Requirements: Copy every line that holds "અબતલક".
■ ■ ■ ■
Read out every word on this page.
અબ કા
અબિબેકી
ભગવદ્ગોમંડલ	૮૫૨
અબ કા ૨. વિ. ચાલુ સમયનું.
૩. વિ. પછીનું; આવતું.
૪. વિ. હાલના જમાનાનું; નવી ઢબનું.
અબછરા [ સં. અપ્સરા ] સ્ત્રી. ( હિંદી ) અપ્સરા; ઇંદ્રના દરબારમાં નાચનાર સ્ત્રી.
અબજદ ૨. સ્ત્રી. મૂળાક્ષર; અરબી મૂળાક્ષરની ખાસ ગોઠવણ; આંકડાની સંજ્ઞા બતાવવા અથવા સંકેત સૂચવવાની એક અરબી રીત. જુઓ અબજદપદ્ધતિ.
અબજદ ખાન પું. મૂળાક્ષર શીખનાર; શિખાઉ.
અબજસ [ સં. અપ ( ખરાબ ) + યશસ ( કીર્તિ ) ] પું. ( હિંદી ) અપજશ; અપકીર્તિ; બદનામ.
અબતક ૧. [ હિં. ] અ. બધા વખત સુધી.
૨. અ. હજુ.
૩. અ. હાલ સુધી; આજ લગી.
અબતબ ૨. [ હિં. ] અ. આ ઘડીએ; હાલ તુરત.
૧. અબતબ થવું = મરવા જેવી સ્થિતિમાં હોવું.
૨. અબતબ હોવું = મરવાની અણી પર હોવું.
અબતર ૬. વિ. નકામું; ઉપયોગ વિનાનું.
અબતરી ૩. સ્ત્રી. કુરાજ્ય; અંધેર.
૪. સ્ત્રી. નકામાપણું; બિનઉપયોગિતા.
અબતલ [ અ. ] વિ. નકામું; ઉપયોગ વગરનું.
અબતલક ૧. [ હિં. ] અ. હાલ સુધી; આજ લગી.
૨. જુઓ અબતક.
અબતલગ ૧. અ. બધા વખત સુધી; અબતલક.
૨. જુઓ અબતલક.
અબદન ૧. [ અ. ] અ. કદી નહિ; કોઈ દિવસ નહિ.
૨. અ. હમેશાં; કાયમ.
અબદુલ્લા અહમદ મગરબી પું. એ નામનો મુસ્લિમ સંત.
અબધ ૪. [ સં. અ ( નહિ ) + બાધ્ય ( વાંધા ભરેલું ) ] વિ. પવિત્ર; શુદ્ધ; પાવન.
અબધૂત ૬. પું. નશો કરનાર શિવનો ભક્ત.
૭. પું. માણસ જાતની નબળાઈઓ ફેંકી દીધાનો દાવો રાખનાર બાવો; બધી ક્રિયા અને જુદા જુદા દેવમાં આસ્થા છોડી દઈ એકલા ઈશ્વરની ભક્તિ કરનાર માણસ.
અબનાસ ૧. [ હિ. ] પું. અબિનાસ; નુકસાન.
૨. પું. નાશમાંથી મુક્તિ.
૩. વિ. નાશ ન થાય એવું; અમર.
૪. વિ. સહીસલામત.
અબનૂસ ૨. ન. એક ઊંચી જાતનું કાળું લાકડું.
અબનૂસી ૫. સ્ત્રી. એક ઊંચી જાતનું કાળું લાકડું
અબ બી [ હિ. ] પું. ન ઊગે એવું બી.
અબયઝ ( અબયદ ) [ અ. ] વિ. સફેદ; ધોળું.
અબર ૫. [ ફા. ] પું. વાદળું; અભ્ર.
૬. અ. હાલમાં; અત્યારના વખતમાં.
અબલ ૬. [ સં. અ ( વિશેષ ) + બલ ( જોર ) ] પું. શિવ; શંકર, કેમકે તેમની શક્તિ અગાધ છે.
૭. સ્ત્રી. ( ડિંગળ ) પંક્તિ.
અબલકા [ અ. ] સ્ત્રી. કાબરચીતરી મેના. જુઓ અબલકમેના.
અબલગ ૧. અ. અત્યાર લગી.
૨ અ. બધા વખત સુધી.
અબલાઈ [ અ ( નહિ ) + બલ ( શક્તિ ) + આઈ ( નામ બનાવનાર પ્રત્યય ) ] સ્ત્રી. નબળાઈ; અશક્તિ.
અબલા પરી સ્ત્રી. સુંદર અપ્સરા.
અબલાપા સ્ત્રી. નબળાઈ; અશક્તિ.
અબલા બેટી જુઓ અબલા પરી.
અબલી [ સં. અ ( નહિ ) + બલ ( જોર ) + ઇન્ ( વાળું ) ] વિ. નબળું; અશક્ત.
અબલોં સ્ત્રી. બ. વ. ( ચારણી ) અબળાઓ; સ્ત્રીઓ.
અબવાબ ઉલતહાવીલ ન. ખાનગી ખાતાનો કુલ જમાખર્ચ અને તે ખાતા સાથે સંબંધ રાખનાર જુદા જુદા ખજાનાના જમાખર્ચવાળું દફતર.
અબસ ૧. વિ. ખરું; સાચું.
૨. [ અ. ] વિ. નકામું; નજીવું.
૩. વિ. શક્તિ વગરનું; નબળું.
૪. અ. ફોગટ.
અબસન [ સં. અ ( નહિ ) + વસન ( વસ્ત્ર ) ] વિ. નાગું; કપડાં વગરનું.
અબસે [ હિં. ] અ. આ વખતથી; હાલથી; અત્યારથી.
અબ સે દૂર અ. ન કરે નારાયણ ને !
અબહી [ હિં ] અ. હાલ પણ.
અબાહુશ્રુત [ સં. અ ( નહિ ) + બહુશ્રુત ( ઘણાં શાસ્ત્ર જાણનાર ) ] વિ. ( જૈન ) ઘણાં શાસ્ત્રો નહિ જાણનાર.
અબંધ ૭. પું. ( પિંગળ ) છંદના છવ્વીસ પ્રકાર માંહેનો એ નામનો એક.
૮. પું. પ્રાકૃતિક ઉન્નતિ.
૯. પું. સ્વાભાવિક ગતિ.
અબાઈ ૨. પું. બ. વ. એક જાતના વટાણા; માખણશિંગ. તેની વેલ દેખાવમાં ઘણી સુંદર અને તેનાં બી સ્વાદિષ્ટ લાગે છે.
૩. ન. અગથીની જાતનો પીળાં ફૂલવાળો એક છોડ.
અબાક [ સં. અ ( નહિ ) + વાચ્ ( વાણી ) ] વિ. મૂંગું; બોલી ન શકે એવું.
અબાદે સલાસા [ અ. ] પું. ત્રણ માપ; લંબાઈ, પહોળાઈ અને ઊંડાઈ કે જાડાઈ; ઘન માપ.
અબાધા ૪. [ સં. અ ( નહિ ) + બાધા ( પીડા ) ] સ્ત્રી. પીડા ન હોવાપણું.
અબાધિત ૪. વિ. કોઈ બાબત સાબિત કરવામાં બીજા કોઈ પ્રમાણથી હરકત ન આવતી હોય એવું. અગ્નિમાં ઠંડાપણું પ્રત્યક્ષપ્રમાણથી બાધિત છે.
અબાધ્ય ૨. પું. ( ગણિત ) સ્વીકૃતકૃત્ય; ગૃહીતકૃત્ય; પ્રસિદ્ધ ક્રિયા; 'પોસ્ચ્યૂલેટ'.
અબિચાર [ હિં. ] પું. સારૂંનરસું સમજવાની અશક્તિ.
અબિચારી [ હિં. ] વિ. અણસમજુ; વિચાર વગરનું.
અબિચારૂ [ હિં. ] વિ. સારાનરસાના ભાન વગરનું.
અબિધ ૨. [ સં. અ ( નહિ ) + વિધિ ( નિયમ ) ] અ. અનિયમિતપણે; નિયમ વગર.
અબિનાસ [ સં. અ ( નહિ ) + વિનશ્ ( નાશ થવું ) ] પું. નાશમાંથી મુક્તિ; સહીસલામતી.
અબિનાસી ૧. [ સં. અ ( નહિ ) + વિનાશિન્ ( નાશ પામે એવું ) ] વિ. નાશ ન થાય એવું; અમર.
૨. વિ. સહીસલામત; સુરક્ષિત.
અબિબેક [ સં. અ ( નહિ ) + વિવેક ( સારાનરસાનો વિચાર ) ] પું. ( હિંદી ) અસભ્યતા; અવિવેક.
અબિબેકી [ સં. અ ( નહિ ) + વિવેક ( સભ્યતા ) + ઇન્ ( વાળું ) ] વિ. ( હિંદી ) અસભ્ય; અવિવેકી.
■ ■ ■ ■
Answer to the problem:
અબતલક ૧. [ હિં. ] અ. હાલ સુધી; આજ લગી.
અબતલગ ૧. અ. બધા વખત સુધી; અબતલક.
૨. જુઓ અબતલક.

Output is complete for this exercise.